Given exercise: Could you transcribe every record below exactly as written, leaving out any pictures?

[Stored records]
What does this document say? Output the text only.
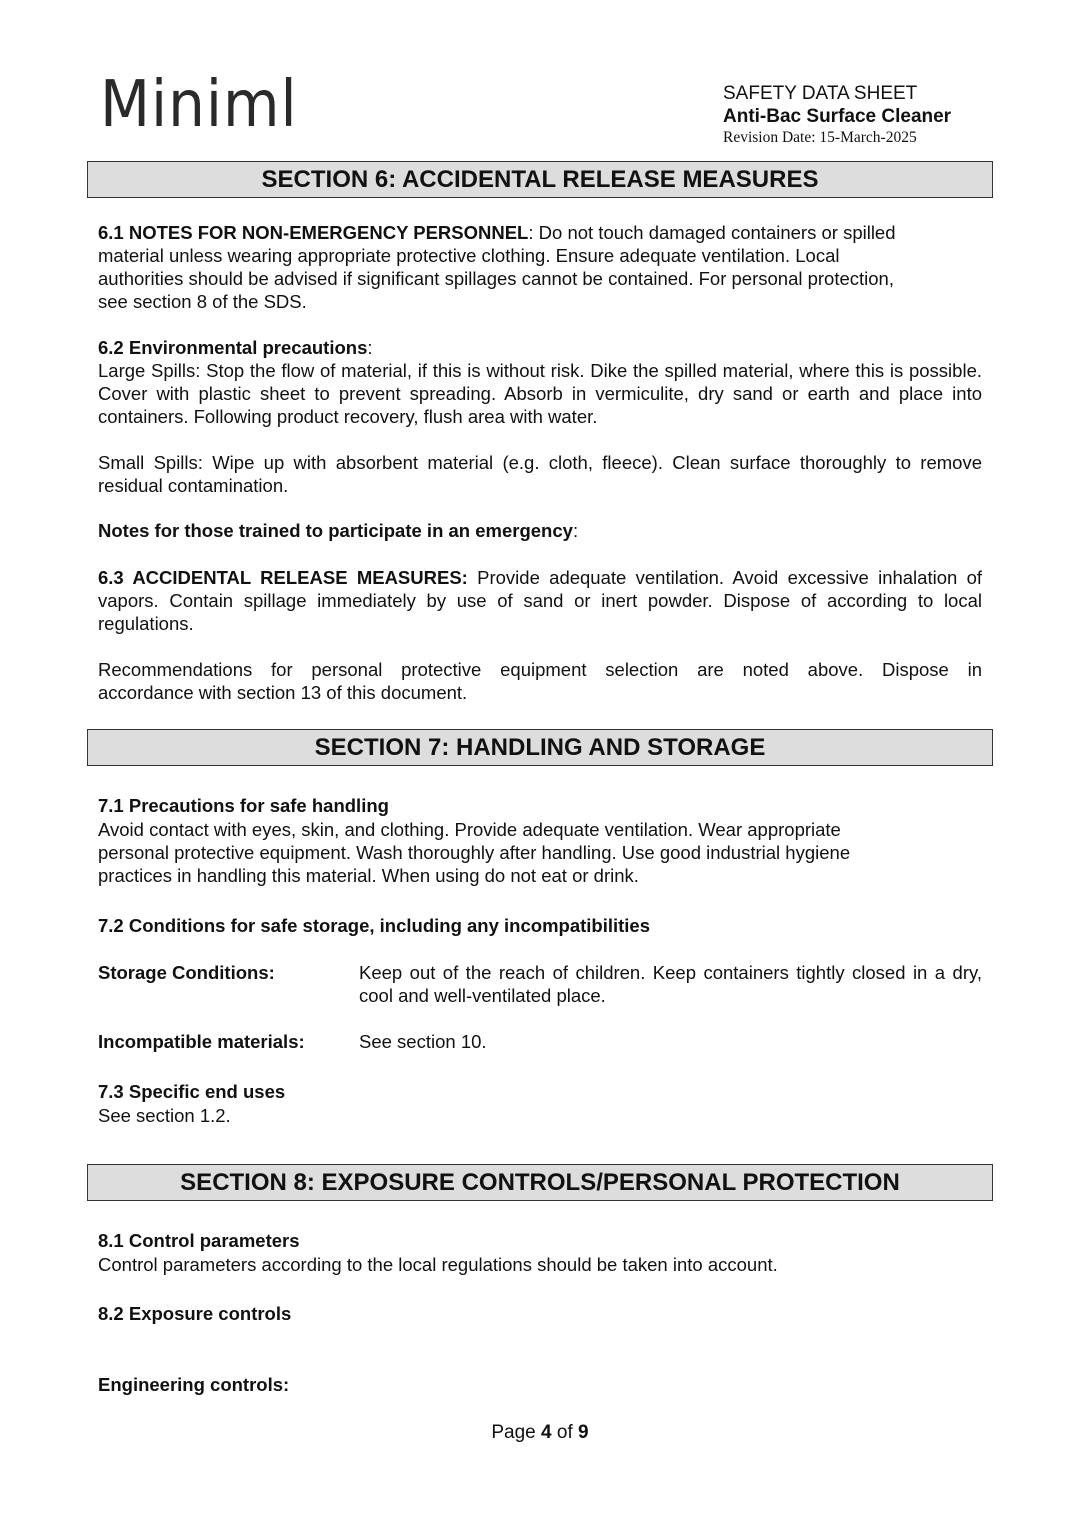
Miniml	SAFETY DATA SHEET
Anti-Bac Surface Cleaner
Revision Date: 15-March-2025
SECTION 6: ACCIDENTAL RELEASE MEASURES
6.1 NOTES FOR NON-EMERGENCY PERSONNEL: Do not touch damaged containers or spilled
material unless wearing appropriate protective clothing. Ensure adequate ventilation. Local
authorities should be advised if significant spillages cannot be contained. For personal protection,
see section 8 of the SDS.
6.2 Environmental precautions:
Large Spills: Stop the flow of material, if this is without risk. Dike the spilled material, where this is possible. Cover with plastic sheet to prevent spreading. Absorb in vermiculite, dry sand or earth and place into containers. Following product recovery, flush area with water.
Small Spills: Wipe up with absorbent material (e.g. cloth, fleece). Clean surface thoroughly to remove residual contamination.
Notes for those trained to participate in an emergency:
6.3 ACCIDENTAL RELEASE MEASURES: Provide adequate ventilation. Avoid excessive inhalation of vapors. Contain spillage immediately by use of sand or inert powder. Dispose of according to local regulations.
Recommendations for personal protective equipment selection are noted above. Dispose in
accordance with section 13 of this document.
SECTION 7: HANDLING AND STORAGE
7.1 Precautions for safe handling
Avoid contact with eyes, skin, and clothing. Provide adequate ventilation. Wear appropriate
personal protective equipment. Wash thoroughly after handling. Use good industrial hygiene
practices in handling this material. When using do not eat or drink.
7.2 Conditions for safe storage, including any incompatibilities
Storage Conditions:	Keep out of the reach of children. Keep containers tightly closed in a dry, cool and well-ventilated place.
Incompatible materials:	See section 10.
7.3 Specific end uses
See section 1.2.
SECTION 8: EXPOSURE CONTROLS/PERSONAL PROTECTION
8.1 Control parameters
Control parameters according to the local regulations should be taken into account.
8.2 Exposure controls
Engineering controls:
Page 4 of 9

Answer:
What does this document say? Output the text only.
Miniml	SAFETY DATA SHEET
Anti-Bac Surface Cleaner
Revision Date: 15-March-2025
SECTION 6: ACCIDENTAL RELEASE MEASURES
6.1 NOTES FOR NON-EMERGENCY PERSONNEL: Do not touch damaged containers or spilled
material unless wearing appropriate protective clothing. Ensure adequate ventilation. Local
authorities should be advised if significant spillages cannot be contained. For personal protection,
see section 8 of the SDS.
6.2 Environmental precautions:
Large Spills: Stop the flow of material, if this is without risk. Dike the spilled material, where this is possible. Cover with plastic sheet to prevent spreading. Absorb in vermiculite, dry sand or earth and place into containers. Following product recovery, flush area with water.
Small Spills: Wipe up with absorbent material (e.g. cloth, fleece). Clean surface thoroughly to remove residual contamination.
Notes for those trained to participate in an emergency:
6.3 ACCIDENTAL RELEASE MEASURES: Provide adequate ventilation. Avoid excessive inhalation of vapors. Contain spillage immediately by use of sand or inert powder. Dispose of according to local regulations.
Recommendations for personal protective equipment selection are noted above. Dispose in
accordance with section 13 of this document.
SECTION 7: HANDLING AND STORAGE
7.1 Precautions for safe handling
Avoid contact with eyes, skin, and clothing. Provide adequate ventilation. Wear appropriate
personal protective equipment. Wash thoroughly after handling. Use good industrial hygiene
practices in handling this material. When using do not eat or drink.
7.2 Conditions for safe storage, including any incompatibilities
Storage Conditions:	Keep out of the reach of children. Keep containers tightly closed in a dry, cool and well-ventilated place.
Incompatible materials:	See section 10.
7.3 Specific end uses
See section 1.2.
SECTION 8: EXPOSURE CONTROLS/PERSONAL PROTECTION
8.1 Control parameters
Control parameters according to the local regulations should be taken into account.
8.2 Exposure controls
Engineering controls:
Page 4 of 9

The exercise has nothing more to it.